> Task requirements: Pull out from the material below all lines with "role".

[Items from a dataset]
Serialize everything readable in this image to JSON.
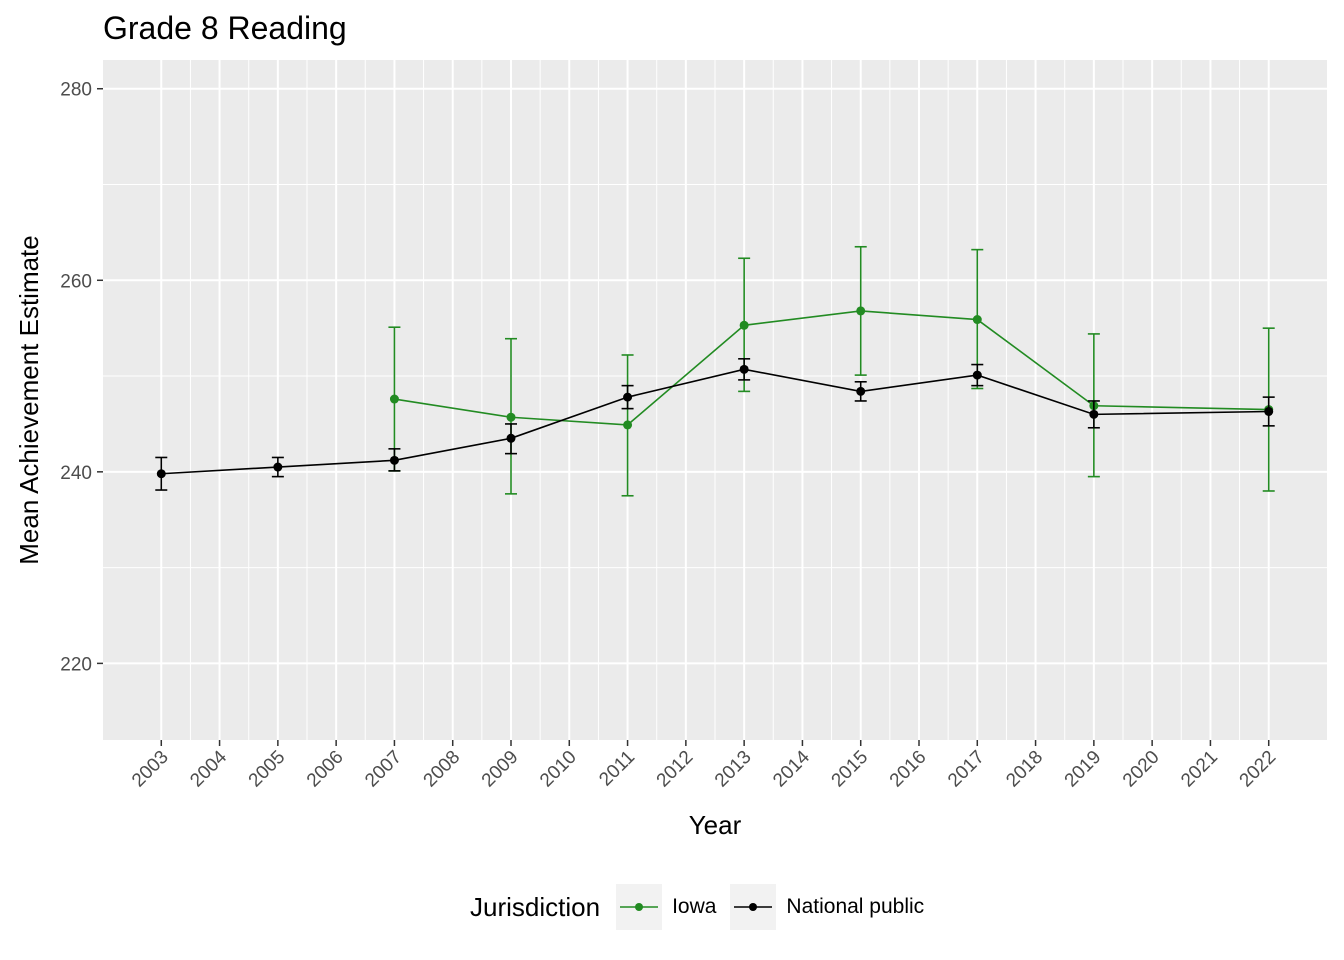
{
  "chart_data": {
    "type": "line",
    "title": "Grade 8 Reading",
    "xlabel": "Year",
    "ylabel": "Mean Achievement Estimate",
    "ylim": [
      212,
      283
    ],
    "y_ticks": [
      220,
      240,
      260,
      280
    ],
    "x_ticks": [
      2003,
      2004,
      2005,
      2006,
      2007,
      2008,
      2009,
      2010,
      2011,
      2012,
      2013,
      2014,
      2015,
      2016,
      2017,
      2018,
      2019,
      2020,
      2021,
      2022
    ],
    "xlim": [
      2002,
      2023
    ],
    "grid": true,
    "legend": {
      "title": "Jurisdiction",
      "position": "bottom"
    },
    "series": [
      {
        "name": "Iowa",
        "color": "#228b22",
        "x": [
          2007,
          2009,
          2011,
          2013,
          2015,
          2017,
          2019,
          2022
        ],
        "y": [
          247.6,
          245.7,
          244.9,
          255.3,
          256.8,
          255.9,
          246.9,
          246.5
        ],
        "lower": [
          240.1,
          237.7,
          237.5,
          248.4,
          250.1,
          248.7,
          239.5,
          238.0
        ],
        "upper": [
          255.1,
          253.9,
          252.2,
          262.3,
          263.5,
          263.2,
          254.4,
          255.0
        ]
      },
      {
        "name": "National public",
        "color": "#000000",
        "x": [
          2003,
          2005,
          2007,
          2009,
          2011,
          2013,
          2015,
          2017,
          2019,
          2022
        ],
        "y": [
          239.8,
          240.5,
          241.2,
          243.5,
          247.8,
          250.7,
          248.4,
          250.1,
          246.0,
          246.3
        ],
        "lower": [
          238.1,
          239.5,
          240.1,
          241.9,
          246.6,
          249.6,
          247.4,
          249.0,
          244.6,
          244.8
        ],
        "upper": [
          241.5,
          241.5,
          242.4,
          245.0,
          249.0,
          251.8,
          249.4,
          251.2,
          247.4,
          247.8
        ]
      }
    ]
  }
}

* * *

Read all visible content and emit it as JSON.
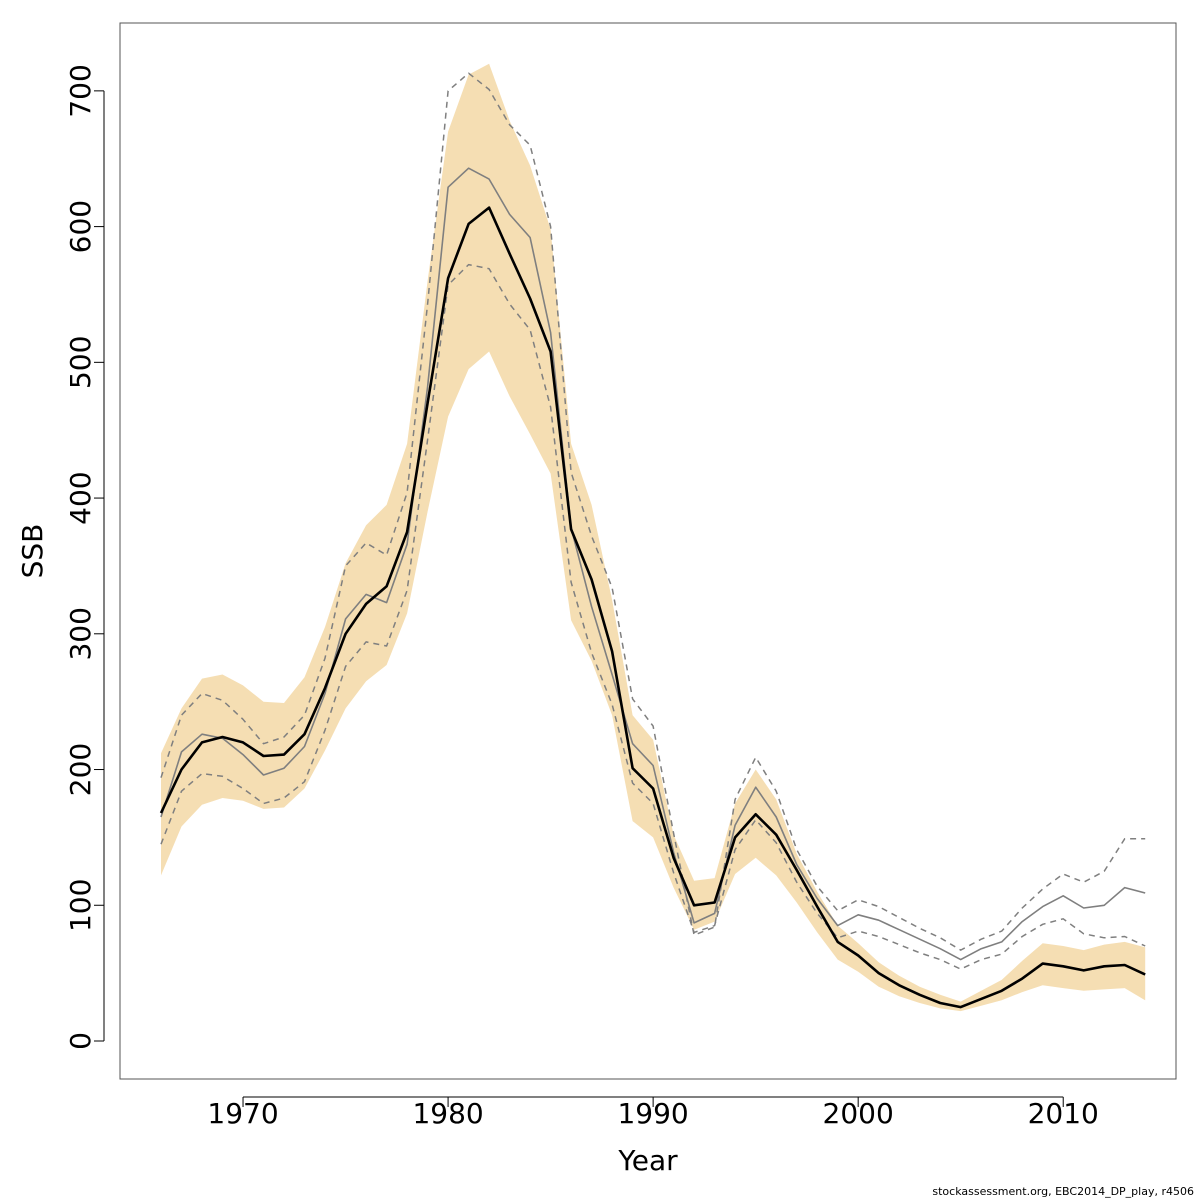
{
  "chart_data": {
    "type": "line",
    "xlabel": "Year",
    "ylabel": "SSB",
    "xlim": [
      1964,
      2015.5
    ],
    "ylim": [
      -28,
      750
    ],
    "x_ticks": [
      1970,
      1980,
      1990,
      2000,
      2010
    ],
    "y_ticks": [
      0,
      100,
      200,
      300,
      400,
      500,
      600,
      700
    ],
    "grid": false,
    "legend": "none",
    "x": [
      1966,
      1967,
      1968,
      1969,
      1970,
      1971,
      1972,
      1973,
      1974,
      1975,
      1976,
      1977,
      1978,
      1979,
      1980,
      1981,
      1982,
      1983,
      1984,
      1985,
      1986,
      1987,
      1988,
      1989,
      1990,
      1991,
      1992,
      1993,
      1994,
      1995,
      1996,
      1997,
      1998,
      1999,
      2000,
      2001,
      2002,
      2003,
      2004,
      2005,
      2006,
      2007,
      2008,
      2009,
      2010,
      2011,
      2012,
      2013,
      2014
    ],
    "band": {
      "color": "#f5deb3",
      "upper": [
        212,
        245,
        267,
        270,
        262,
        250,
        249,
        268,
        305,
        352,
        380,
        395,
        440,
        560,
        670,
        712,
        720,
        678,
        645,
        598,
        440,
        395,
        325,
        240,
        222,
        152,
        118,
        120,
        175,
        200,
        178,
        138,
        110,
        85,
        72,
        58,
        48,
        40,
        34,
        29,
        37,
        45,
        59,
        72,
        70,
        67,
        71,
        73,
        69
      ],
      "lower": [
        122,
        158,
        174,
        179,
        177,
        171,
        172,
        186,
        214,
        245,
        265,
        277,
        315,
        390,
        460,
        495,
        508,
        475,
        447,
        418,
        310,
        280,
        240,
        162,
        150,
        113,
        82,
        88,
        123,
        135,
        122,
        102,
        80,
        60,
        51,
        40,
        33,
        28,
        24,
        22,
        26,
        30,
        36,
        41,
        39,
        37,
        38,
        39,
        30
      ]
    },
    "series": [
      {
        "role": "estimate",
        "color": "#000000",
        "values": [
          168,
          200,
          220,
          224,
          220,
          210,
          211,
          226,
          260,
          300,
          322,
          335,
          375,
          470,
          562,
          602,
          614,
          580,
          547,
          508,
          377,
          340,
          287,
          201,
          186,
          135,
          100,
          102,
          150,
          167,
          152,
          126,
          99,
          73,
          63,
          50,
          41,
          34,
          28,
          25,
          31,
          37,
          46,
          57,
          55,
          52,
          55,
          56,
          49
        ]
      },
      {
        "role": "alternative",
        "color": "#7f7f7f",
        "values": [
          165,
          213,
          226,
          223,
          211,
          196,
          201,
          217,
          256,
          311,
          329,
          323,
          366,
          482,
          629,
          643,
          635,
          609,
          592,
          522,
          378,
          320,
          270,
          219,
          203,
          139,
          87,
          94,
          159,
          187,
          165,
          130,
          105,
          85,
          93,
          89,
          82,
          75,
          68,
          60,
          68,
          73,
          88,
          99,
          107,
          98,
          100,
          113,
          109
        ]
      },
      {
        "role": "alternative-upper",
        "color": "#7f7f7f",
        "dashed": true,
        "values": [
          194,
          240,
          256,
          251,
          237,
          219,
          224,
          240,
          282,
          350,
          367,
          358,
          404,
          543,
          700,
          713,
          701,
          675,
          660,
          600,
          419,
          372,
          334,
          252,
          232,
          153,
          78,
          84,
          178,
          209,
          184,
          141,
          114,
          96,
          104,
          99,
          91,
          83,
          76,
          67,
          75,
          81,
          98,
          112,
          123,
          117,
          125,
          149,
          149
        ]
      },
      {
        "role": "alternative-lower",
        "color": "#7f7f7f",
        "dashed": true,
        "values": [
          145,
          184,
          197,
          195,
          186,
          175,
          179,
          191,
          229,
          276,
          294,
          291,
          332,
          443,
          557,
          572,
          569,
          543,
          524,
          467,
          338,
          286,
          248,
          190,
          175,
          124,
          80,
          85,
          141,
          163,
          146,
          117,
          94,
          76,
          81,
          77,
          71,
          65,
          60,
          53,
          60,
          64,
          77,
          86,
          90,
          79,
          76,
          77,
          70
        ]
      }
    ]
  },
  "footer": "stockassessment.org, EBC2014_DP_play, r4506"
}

> Worked solution:
        "role": "estimate",
        "role": "alternative",
        "role": "alternative-upper",
        "role": "alternative-lower",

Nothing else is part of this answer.